_Collected data_
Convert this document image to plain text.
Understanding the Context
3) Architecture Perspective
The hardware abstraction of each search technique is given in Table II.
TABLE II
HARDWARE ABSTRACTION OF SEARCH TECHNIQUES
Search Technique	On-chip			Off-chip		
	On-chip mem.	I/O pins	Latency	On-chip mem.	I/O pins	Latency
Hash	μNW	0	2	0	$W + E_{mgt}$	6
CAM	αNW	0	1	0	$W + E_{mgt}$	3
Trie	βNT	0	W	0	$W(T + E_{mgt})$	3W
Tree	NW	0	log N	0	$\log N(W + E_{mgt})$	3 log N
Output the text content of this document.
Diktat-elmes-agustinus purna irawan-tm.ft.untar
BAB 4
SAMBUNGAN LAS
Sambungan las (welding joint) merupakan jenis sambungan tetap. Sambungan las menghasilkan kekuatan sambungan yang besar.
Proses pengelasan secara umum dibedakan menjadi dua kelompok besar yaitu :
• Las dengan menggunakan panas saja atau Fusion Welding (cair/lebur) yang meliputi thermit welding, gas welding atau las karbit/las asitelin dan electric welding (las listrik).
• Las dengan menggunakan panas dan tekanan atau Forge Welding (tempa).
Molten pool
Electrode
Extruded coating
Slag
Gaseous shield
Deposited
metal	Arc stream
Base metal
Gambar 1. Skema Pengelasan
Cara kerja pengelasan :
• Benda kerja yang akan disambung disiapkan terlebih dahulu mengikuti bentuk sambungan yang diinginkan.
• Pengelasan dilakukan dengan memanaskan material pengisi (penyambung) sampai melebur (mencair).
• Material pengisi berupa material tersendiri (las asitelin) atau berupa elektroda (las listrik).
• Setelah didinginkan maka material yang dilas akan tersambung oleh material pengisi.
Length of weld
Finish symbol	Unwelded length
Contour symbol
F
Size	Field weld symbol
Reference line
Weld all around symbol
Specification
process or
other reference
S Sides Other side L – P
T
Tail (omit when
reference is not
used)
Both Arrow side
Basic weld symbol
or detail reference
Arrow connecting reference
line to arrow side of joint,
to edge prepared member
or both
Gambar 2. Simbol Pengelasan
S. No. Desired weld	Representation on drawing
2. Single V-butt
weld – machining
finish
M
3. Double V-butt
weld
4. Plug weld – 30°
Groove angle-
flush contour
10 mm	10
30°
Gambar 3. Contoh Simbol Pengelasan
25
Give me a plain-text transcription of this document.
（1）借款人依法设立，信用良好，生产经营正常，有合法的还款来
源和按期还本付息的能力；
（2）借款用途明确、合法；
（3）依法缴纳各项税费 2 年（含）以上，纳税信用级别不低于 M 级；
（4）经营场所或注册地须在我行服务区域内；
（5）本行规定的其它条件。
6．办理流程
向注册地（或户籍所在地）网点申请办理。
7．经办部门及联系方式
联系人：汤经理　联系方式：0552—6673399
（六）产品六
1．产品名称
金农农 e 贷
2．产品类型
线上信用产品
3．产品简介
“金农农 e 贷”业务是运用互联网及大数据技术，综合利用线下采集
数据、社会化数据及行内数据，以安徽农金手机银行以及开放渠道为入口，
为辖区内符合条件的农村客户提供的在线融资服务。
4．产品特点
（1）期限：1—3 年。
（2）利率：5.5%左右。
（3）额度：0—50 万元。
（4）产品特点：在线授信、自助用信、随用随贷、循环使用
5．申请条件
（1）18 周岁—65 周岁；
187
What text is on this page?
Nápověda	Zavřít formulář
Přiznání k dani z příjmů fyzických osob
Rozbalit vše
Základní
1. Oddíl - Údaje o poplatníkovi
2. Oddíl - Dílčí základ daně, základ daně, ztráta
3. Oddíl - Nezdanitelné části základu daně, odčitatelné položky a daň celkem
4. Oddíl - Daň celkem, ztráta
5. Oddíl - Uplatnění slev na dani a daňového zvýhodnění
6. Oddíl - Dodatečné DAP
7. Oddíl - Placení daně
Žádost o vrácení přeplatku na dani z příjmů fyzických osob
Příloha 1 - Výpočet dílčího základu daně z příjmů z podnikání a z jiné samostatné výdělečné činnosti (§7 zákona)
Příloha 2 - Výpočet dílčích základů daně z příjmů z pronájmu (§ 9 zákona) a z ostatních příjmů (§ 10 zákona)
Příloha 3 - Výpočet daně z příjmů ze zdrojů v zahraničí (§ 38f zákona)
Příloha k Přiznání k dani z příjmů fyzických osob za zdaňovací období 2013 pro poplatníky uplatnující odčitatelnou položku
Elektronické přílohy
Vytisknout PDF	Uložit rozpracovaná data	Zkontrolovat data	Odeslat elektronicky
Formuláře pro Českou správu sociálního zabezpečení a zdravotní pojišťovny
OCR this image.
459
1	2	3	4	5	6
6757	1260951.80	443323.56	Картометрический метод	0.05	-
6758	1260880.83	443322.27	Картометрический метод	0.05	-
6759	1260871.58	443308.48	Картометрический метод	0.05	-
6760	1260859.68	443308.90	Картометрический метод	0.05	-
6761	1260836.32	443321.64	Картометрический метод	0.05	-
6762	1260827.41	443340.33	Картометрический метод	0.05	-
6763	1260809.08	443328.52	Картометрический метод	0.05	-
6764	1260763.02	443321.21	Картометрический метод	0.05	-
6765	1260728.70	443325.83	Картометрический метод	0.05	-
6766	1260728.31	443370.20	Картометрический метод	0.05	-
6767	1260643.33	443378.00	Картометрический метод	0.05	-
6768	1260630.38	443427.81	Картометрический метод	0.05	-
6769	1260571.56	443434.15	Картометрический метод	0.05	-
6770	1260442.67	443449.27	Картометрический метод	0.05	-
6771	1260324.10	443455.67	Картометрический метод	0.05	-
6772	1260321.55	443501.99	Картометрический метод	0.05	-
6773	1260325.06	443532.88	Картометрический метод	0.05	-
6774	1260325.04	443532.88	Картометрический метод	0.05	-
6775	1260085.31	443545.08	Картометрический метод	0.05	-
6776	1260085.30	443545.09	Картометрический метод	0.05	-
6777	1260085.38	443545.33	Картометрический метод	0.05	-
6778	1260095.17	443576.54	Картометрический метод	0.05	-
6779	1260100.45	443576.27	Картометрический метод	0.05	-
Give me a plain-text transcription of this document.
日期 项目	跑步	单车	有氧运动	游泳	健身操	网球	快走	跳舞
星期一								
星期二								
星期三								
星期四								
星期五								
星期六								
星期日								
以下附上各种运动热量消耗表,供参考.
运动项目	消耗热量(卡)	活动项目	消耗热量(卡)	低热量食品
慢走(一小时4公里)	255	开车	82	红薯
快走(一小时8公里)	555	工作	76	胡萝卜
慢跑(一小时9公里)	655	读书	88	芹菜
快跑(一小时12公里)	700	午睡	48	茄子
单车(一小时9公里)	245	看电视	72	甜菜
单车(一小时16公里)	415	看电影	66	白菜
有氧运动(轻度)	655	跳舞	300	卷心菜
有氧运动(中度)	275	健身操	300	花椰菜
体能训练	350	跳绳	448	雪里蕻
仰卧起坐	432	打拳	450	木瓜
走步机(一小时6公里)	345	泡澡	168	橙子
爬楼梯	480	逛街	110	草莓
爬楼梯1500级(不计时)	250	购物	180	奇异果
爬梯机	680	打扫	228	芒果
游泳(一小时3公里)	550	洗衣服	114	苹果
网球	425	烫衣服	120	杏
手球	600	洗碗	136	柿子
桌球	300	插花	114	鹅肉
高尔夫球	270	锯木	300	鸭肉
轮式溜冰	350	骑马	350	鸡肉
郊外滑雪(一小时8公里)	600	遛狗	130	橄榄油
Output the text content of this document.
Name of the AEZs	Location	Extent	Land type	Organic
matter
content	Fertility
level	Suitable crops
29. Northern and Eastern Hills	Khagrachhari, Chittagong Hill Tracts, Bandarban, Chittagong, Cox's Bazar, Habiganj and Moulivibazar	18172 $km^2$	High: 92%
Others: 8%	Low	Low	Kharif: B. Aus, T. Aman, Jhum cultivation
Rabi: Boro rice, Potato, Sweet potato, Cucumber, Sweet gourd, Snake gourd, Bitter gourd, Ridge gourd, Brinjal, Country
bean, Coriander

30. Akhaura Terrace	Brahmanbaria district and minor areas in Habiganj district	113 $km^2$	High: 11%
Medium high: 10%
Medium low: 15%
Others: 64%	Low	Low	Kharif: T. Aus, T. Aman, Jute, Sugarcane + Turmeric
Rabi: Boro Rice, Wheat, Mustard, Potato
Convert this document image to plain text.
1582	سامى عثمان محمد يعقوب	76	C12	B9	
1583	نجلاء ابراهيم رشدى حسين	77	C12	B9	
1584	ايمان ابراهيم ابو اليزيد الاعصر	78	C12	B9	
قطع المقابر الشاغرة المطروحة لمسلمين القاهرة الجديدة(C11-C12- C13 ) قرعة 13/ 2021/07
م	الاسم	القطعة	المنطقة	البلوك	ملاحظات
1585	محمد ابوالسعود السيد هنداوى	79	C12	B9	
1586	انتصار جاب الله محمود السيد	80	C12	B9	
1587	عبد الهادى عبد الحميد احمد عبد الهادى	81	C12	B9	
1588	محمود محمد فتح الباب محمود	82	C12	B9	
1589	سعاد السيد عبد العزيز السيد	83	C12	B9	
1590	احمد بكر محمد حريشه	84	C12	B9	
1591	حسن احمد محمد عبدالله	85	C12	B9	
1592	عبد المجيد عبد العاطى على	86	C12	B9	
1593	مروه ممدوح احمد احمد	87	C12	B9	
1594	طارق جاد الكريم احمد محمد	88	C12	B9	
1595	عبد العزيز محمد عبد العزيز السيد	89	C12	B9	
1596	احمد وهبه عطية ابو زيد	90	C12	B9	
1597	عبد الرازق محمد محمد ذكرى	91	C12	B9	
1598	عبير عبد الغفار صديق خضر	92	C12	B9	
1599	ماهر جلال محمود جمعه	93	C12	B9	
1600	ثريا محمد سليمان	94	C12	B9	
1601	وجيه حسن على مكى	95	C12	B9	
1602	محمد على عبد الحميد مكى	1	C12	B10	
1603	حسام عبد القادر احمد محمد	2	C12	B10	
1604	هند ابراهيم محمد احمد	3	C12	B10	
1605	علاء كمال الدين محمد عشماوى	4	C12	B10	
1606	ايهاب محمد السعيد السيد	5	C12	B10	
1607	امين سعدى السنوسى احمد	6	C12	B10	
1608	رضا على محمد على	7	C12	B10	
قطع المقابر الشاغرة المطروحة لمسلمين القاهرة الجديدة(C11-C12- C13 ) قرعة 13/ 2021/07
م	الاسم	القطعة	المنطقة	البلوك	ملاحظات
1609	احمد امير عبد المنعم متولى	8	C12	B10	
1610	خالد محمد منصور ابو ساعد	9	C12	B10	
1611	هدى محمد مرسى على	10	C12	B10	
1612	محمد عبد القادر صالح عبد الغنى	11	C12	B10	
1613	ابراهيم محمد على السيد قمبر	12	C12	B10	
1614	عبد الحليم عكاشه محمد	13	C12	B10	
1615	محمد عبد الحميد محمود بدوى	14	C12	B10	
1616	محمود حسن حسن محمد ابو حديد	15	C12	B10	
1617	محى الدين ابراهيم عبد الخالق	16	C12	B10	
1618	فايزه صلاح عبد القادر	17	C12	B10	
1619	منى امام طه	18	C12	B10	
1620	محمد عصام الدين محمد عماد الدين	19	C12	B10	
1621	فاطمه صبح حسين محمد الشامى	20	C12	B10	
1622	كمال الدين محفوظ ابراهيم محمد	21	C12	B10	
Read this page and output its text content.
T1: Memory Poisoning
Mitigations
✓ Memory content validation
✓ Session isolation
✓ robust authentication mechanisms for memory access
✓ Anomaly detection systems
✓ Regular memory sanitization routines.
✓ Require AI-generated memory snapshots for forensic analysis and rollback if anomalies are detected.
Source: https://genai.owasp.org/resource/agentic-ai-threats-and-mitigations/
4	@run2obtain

_Goal_
Identify the lines in the entries above that contain "material", then copy them out.

_Output below_
• Pengelasan dilakukan dengan memanaskan material pengisi (penyambung) sampai melebur (mencair).
• Material pengisi berupa material tersendiri (las asitelin) atau berupa elektroda (las listrik).
• Setelah didinginkan maka material yang dilas akan tersambung oleh material pengisi.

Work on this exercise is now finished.